→ Stated problem
Using the listing below, report all lines holding the word "text".

(Saved data entries)
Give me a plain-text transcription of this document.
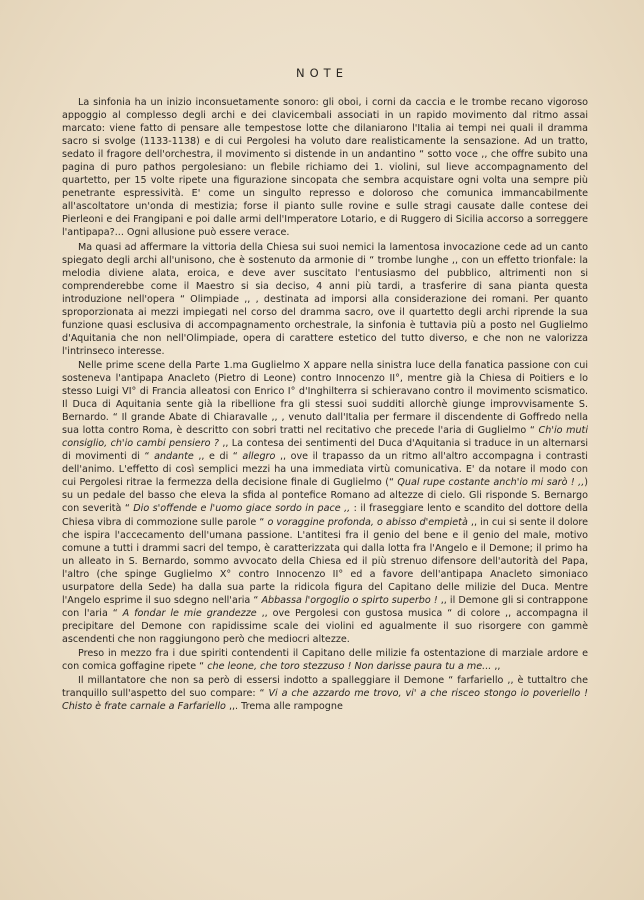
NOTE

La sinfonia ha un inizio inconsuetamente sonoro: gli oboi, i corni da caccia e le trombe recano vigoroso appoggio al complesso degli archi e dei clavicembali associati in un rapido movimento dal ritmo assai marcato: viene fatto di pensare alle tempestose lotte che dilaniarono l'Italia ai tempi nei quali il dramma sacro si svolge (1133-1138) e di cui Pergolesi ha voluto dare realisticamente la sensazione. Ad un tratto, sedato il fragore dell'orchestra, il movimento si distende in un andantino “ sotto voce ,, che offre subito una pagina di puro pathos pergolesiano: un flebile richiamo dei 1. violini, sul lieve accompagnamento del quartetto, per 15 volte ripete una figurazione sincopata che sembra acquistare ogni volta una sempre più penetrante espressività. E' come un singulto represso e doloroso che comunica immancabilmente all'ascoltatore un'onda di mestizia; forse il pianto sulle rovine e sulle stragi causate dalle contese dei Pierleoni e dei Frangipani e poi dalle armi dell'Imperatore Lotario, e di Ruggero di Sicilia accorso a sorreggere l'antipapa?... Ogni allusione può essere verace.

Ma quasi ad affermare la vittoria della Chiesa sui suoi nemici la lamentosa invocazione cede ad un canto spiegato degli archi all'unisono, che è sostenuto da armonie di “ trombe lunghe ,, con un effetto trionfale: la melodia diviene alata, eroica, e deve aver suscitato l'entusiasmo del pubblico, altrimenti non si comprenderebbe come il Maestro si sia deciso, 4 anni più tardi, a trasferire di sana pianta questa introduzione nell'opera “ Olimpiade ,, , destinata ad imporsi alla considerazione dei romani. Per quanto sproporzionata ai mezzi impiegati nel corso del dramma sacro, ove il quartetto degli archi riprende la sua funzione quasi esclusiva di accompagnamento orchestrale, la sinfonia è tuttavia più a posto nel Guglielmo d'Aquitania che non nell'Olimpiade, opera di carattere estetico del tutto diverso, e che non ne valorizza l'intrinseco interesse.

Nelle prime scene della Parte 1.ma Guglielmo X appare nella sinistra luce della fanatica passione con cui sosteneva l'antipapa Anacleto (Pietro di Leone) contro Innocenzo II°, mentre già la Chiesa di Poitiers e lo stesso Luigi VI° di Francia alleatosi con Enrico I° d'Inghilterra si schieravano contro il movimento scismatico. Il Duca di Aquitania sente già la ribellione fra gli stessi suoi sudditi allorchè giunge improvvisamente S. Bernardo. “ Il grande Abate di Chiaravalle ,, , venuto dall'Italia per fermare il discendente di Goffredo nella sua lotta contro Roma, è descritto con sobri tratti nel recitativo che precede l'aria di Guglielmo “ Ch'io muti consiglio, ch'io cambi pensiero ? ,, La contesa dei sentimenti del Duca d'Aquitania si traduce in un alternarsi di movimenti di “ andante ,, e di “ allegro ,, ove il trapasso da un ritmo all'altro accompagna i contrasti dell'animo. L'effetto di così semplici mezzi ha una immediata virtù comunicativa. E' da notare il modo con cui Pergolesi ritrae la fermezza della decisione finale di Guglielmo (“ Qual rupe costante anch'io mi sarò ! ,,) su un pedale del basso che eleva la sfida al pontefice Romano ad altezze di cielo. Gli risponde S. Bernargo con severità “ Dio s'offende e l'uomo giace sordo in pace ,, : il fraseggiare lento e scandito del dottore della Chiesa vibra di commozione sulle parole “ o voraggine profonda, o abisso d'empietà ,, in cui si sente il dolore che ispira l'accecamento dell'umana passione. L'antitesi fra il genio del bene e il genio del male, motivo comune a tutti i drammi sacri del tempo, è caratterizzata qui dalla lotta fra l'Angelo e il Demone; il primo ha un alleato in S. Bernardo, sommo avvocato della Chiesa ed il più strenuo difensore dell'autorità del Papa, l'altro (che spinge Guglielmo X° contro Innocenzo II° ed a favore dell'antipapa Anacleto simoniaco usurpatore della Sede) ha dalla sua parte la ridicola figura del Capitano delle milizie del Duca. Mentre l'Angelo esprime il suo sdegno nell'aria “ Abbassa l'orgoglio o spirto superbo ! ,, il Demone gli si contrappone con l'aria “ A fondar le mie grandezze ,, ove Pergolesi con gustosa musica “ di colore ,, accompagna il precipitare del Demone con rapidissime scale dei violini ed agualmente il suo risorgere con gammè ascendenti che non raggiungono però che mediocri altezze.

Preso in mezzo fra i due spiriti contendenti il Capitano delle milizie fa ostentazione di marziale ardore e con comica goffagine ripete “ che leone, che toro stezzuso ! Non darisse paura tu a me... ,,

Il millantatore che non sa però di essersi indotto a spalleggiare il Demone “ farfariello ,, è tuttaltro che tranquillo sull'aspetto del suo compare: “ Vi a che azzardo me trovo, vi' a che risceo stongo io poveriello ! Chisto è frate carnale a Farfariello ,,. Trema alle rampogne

--

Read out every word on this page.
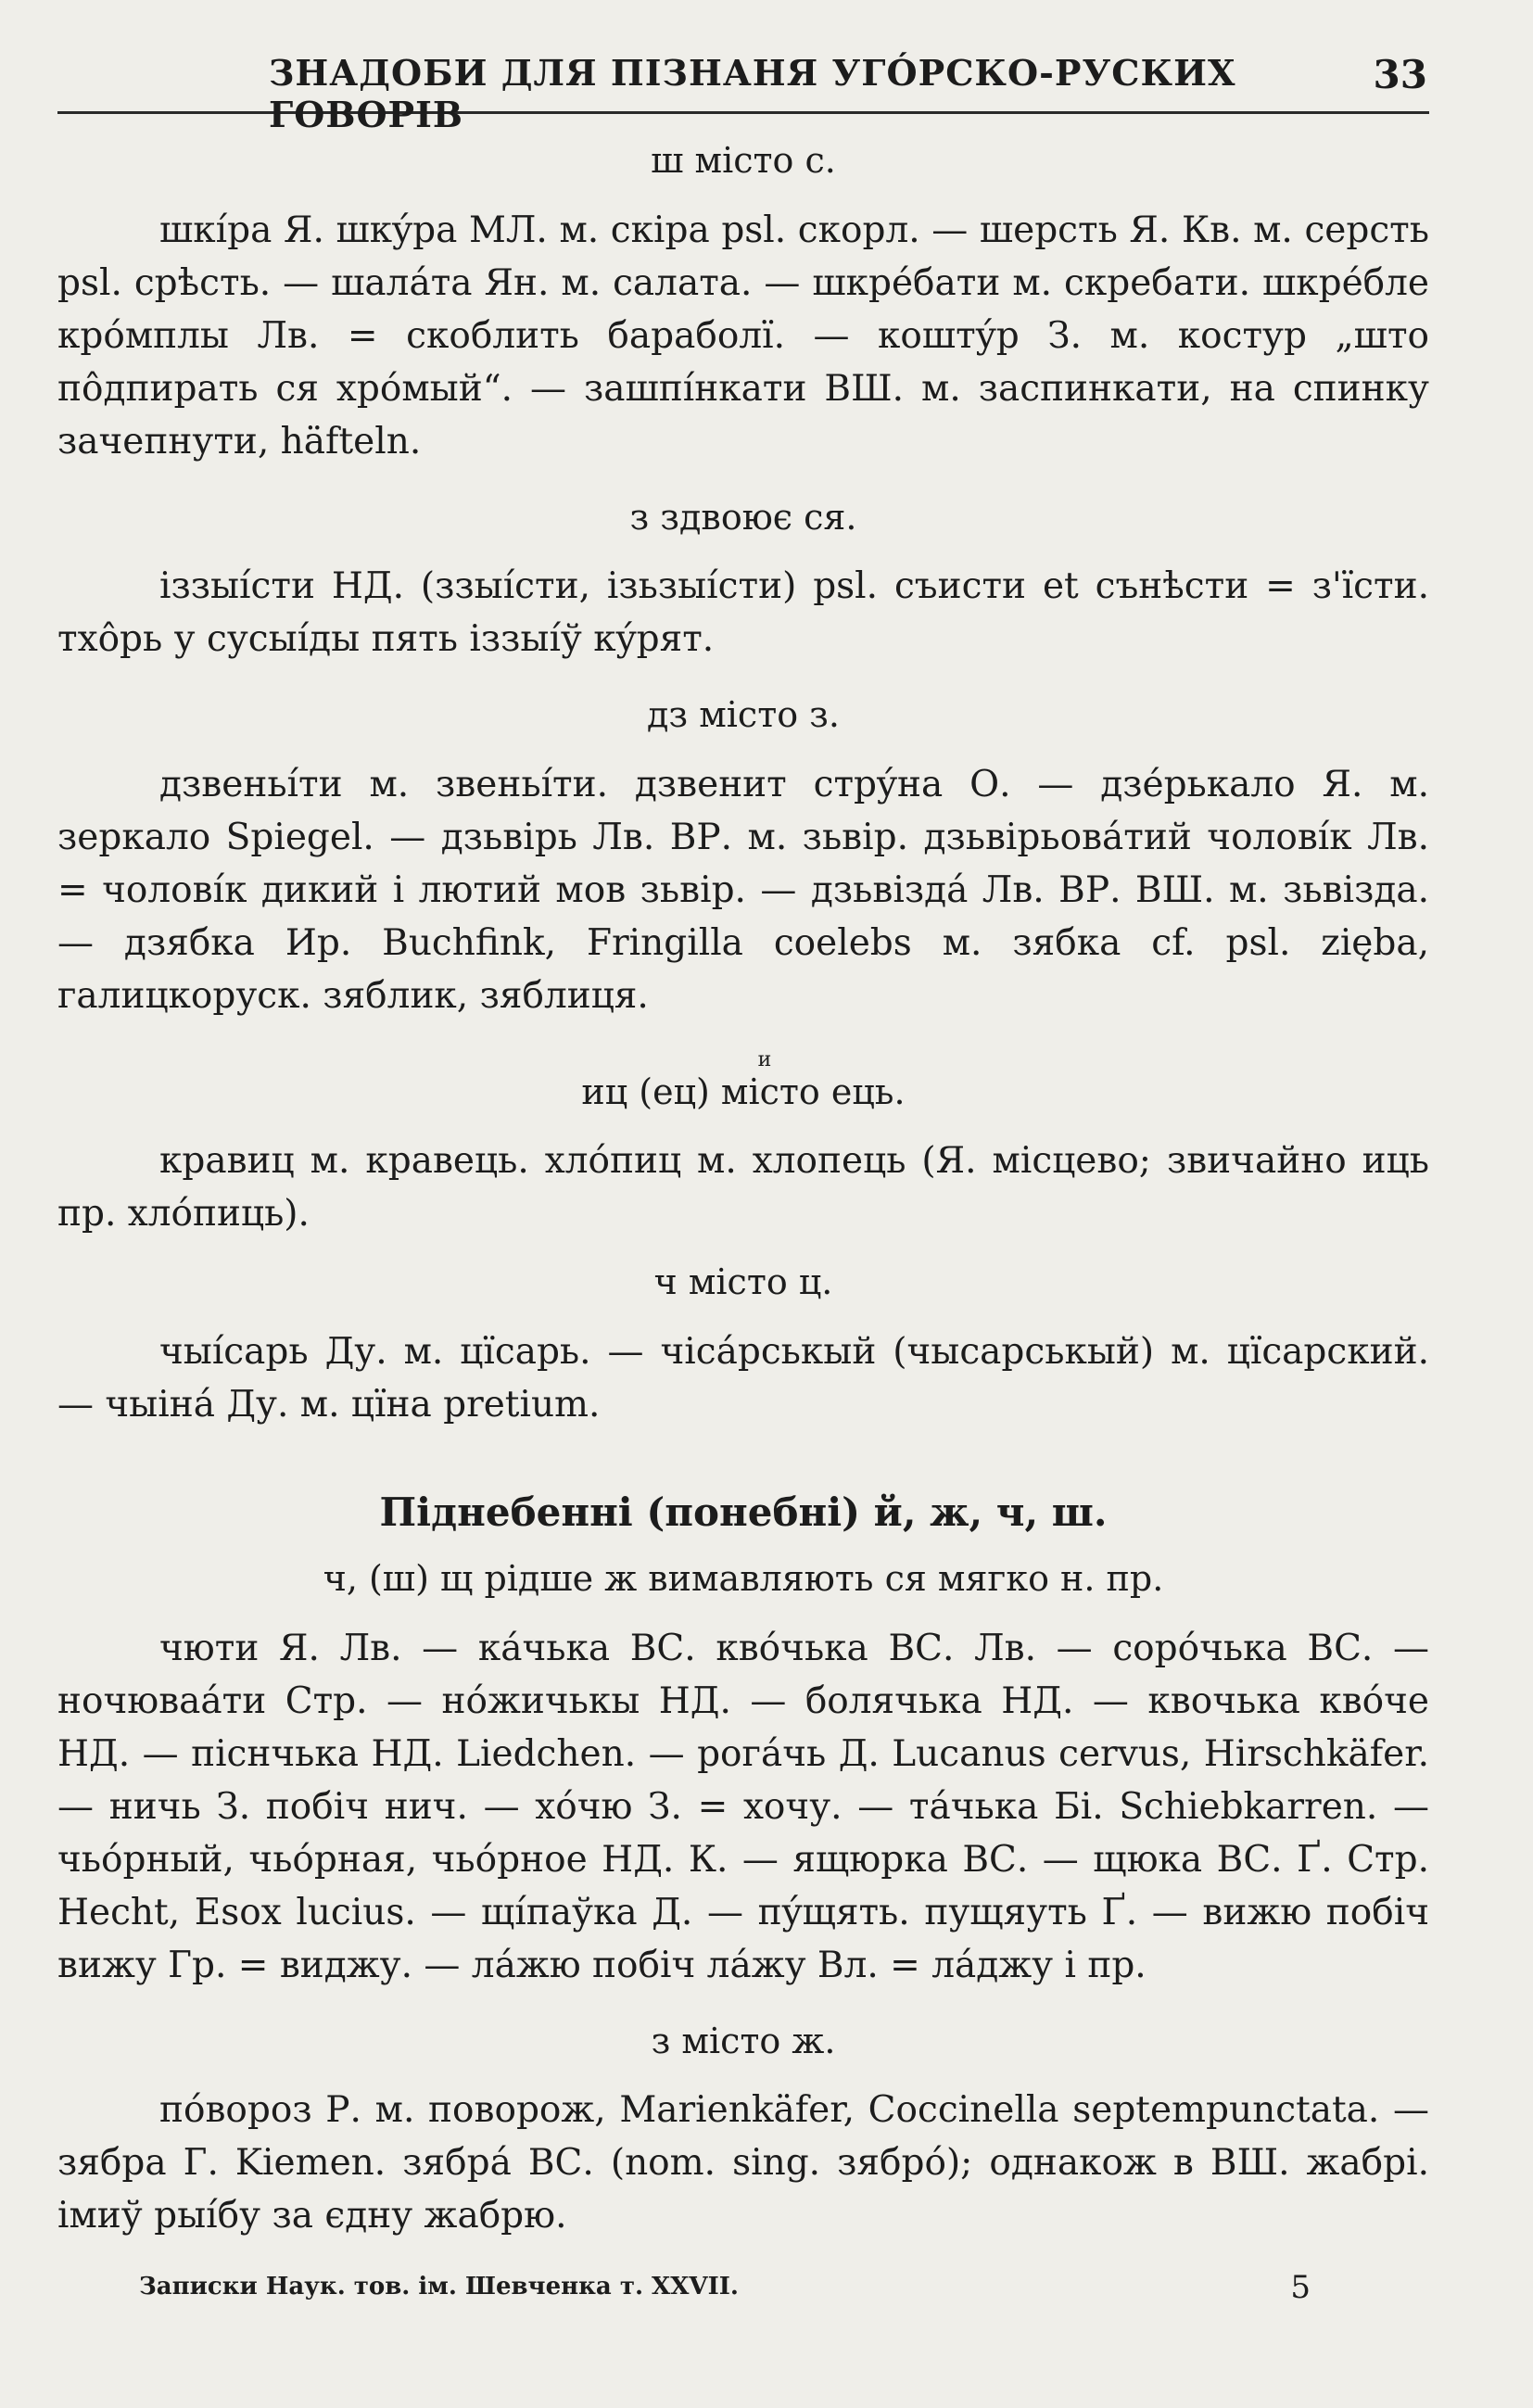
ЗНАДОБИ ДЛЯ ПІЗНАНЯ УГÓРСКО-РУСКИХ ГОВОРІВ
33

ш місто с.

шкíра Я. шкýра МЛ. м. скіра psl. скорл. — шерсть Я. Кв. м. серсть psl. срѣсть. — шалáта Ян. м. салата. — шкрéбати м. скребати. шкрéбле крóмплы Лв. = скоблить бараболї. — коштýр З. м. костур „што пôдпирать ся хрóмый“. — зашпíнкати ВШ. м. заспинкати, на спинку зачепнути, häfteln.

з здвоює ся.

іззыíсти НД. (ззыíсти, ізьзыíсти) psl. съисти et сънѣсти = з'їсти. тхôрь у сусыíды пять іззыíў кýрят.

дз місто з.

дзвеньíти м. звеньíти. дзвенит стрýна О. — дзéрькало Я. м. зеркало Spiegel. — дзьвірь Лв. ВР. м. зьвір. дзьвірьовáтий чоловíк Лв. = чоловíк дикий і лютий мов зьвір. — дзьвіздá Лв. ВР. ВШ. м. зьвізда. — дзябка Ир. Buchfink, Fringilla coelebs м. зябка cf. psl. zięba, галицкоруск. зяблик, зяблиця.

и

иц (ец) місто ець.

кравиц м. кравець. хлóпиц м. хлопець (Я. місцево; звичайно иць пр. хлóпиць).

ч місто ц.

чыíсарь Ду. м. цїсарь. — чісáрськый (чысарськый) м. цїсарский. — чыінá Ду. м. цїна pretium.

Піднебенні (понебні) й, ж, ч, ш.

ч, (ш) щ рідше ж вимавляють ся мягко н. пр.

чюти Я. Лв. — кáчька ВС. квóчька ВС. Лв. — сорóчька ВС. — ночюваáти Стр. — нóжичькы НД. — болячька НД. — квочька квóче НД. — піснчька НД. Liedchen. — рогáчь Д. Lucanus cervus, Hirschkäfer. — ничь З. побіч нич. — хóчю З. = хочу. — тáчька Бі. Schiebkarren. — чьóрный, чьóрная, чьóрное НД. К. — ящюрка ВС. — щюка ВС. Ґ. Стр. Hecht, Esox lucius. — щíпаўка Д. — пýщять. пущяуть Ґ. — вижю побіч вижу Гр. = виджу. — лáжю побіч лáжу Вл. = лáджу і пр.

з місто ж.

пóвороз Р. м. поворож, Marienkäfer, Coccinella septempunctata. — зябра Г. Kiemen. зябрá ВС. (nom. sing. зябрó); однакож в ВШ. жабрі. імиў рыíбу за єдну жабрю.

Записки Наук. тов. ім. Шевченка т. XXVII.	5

...

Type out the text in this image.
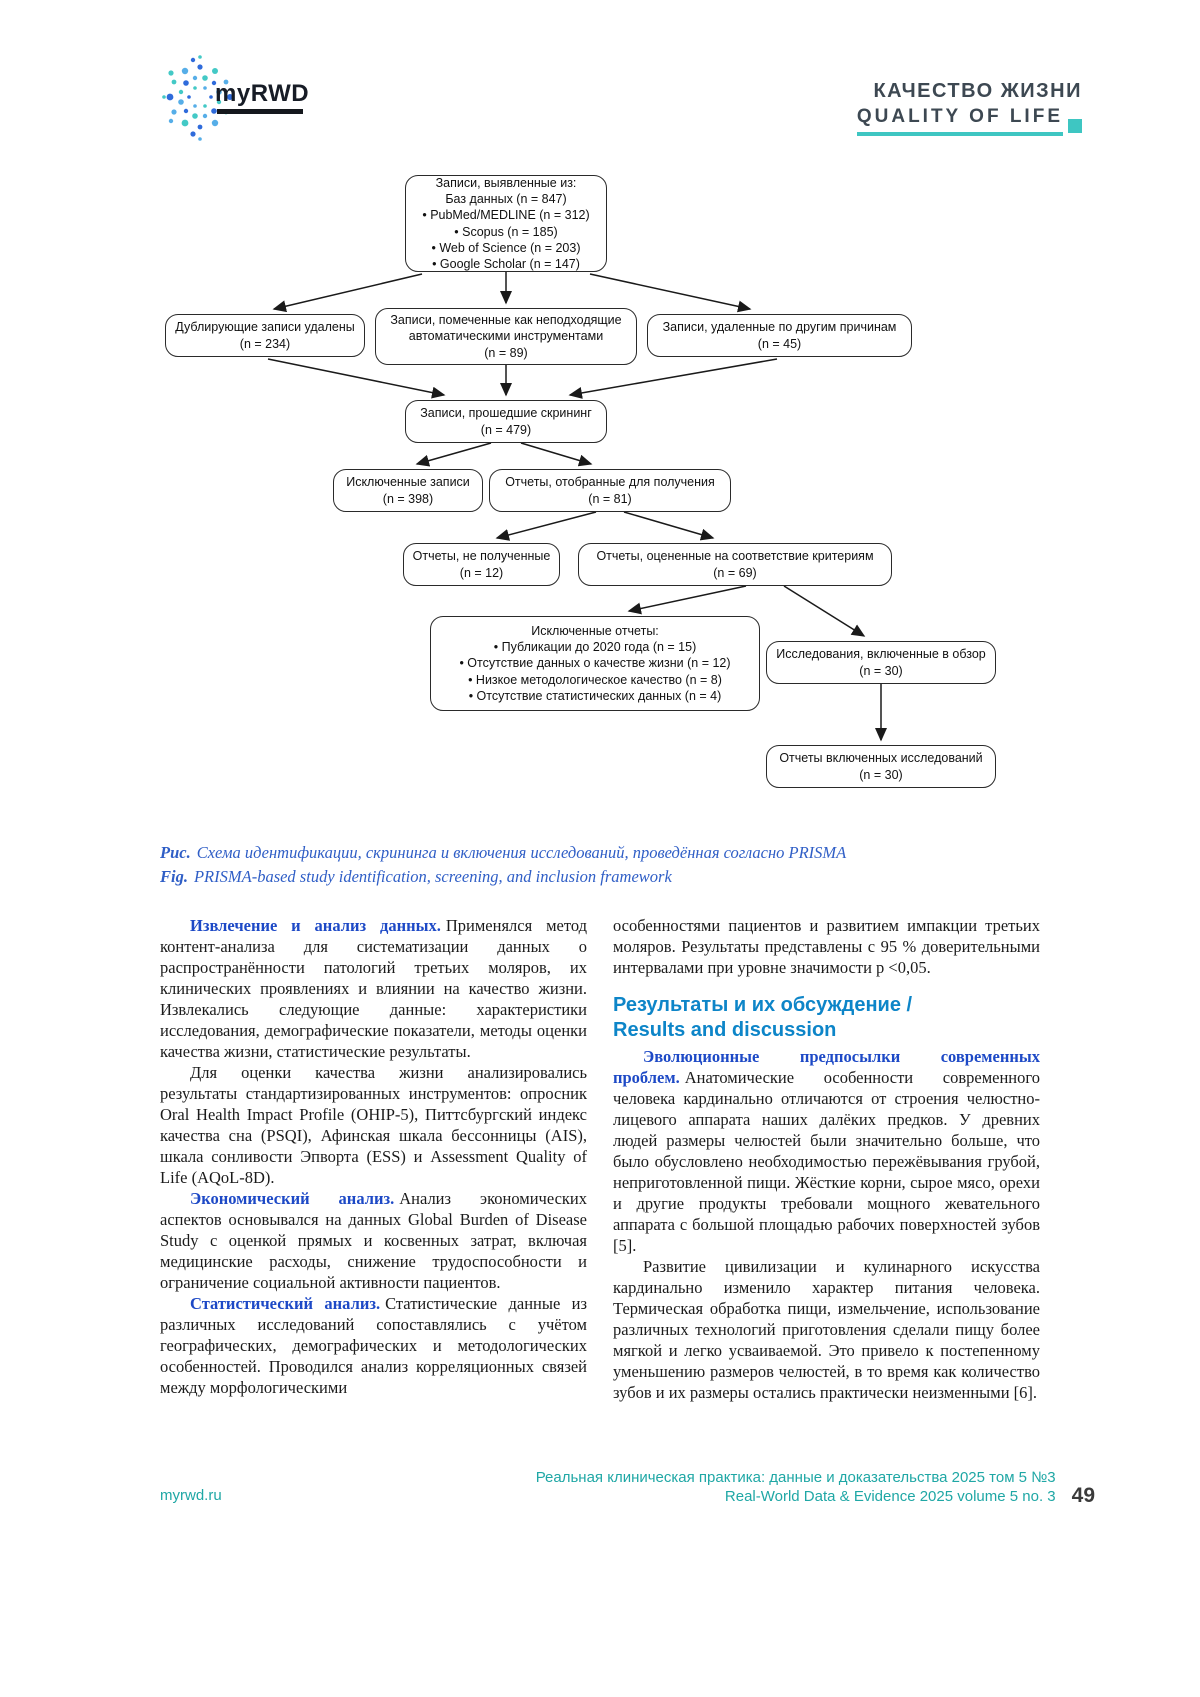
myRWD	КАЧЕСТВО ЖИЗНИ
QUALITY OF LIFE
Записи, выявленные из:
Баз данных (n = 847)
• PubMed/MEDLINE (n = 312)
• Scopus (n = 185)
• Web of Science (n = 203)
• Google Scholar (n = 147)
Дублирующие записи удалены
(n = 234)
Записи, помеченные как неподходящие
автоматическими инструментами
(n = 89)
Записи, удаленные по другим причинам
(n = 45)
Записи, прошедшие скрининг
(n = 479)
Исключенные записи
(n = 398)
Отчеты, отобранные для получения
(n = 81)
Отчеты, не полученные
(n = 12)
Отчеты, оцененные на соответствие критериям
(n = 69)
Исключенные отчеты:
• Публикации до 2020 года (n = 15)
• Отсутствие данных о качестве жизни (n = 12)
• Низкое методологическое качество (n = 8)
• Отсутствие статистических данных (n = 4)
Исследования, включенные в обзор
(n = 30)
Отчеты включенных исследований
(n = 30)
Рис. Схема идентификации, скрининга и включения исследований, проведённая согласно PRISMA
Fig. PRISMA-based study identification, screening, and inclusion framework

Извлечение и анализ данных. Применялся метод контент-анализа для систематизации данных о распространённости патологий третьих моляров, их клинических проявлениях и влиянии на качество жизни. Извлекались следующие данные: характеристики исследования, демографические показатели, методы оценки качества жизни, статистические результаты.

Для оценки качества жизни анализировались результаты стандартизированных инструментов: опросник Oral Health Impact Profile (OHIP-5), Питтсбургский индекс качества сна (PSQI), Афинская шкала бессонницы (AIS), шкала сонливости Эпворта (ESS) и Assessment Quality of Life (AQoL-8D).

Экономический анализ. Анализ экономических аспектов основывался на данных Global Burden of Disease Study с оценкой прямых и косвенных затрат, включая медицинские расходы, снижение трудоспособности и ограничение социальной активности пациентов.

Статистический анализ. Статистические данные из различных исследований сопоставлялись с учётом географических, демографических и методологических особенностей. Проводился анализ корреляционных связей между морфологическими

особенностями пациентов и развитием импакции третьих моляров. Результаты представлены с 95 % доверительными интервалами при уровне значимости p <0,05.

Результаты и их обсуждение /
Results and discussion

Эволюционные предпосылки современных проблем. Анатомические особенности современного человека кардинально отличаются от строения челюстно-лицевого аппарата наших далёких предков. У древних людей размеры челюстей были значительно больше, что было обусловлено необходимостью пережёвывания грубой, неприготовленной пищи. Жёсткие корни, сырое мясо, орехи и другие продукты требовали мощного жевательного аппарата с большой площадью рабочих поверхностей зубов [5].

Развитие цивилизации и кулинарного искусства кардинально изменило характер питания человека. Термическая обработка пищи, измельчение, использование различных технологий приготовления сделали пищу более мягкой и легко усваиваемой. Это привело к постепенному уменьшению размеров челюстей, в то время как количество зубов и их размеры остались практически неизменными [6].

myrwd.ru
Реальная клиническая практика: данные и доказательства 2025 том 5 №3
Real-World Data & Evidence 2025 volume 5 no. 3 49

→ Task result
Give me a plain-text transcription of this document.
Type out the text in this image.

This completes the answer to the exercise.